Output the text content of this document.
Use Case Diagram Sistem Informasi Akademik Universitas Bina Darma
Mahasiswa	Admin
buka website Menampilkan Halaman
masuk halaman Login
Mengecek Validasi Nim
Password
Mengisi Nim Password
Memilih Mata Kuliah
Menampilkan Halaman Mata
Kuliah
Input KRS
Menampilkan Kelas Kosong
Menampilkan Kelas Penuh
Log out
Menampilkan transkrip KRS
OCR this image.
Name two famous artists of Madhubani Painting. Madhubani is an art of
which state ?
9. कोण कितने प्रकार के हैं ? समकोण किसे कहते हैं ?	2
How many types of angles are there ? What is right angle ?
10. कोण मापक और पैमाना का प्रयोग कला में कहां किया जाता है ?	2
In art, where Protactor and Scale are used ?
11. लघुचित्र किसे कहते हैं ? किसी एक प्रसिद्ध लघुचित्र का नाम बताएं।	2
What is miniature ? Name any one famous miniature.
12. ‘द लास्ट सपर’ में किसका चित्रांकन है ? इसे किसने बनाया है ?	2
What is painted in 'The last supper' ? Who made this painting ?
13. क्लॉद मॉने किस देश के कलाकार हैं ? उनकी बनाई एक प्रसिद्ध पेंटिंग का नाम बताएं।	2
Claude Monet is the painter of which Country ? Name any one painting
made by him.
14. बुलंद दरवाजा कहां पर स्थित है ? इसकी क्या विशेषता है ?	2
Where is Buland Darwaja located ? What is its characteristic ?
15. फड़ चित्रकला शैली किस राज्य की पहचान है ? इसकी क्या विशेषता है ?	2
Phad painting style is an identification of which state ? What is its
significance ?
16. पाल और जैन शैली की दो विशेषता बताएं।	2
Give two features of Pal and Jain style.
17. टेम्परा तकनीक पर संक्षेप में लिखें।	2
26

::::::

◆ Work to be completed ◆
Gather all lines where the word "Name" appears.

◆ Result below ◆
Name two famous artists of Madhubani Painting. Madhubani is an art of
What is miniature ? Name any one famous miniature.
Claude Monet is the painter of which Country ? Name any one painting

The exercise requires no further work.